Work required
Please write out the material below exactly as given.
** start of Exercise input **
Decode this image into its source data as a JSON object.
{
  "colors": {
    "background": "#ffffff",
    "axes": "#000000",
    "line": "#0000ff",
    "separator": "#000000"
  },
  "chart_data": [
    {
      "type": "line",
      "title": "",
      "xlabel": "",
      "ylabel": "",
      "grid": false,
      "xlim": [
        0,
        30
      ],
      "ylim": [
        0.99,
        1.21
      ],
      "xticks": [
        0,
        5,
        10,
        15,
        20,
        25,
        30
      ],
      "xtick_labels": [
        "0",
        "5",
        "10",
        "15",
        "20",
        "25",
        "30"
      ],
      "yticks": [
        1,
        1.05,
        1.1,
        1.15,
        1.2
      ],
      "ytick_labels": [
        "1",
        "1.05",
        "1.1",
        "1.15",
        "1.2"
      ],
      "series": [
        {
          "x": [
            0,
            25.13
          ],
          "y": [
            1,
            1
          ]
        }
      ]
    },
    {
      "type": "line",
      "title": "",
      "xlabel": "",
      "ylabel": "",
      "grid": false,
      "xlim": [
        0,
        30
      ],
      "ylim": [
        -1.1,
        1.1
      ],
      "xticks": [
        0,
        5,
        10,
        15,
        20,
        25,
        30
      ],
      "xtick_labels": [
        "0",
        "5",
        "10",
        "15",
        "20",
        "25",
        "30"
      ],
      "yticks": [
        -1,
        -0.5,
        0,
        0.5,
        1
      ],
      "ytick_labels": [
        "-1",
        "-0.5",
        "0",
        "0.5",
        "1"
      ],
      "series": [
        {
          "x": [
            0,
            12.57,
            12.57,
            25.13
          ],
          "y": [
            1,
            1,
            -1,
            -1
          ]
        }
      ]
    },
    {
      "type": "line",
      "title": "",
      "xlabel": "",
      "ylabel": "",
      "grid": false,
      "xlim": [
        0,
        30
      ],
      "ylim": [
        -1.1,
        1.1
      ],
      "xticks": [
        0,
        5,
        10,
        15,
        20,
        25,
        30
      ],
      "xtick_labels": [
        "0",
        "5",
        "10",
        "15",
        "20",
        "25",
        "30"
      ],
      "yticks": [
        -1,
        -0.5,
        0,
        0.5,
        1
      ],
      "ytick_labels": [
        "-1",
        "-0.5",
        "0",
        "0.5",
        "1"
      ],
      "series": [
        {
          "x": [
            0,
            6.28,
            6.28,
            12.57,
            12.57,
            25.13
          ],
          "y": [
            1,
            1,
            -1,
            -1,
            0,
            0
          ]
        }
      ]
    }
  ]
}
** end of Exercise input **
Exercise solution
Decode this image into its source data as a JSON object.
{
  "colors": {
    "background": "#ffffff",
    "axes": "#000000",
    "line": "#0000ff",
    "separator": "#000000"
  },
  "chart_data": [
    {
      "type": "line",
      "title": "",
      "xlabel": "",
      "ylabel": "",
      "grid": false,
      "xlim": [
        0,
        30
      ],
      "ylim": [
        0.99,
        1.21
      ],
      "xticks": [
        0,
        5,
        10,
        15,
        20,
        25,
        30
      ],
      "xtick_labels": [
        "0",
        "5",
        "10",
        "15",
        "20",
        "25",
        "30"
      ],
      "yticks": [
        1,
        1.05,
        1.1,
        1.15,
        1.2
      ],
      "ytick_labels": [
        "1",
        "1.05",
        "1.1",
        "1.15",
        "1.2"
      ],
      "series": [
        {
          "x": [
            0,
            25.13
          ],
          "y": [
            1,
            1
          ]
        }
      ]
    },
    {
      "type": "line",
      "title": "",
      "xlabel": "",
      "ylabel": "",
      "grid": false,
      "xlim": [
        0,
        30
      ],
      "ylim": [
        -1.1,
        1.1
      ],
      "xticks": [
        0,
        5,
        10,
        15,
        20,
        25,
        30
      ],
      "xtick_labels": [
        "0",
        "5",
        "10",
        "15",
        "20",
        "25",
        "30"
      ],
      "yticks": [
        -1,
        -0.5,
        0,
        0.5,
        1
      ],
      "ytick_labels": [
        "-1",
        "-0.5",
        "0",
        "0.5",
        "1"
      ],
      "series": [
        {
          "x": [
            0,
            12.57,
            12.57,
            25.13
          ],
          "y": [
            1,
            1,
            -1,
            -1
          ]
        }
      ]
    },
    {
      "type": "line",
      "title": "",
      "xlabel": "",
      "ylabel": "",
      "grid": false,
      "xlim": [
        0,
        30
      ],
      "ylim": [
        -1.1,
        1.1
      ],
      "xticks": [
        0,
        5,
        10,
        15,
        20,
        25,
        30
      ],
      "xtick_labels": [
        "0",
        "5",
        "10",
        "15",
        "20",
        "25",
        "30"
      ],
      "yticks": [
        -1,
        -0.5,
        0,
        0.5,
        1
      ],
      "ytick_labels": [
        "-1",
        "-0.5",
        "0",
        "0.5",
        "1"
      ],
      "series": [
        {
          "x": [
            0,
            6.28,
            6.28,
            12.57,
            12.57,
            25.13
          ],
          "y": [
            1,
            1,
            -1,
            -1,
            0,
            0
          ]
        }
      ]
    }
  ]
}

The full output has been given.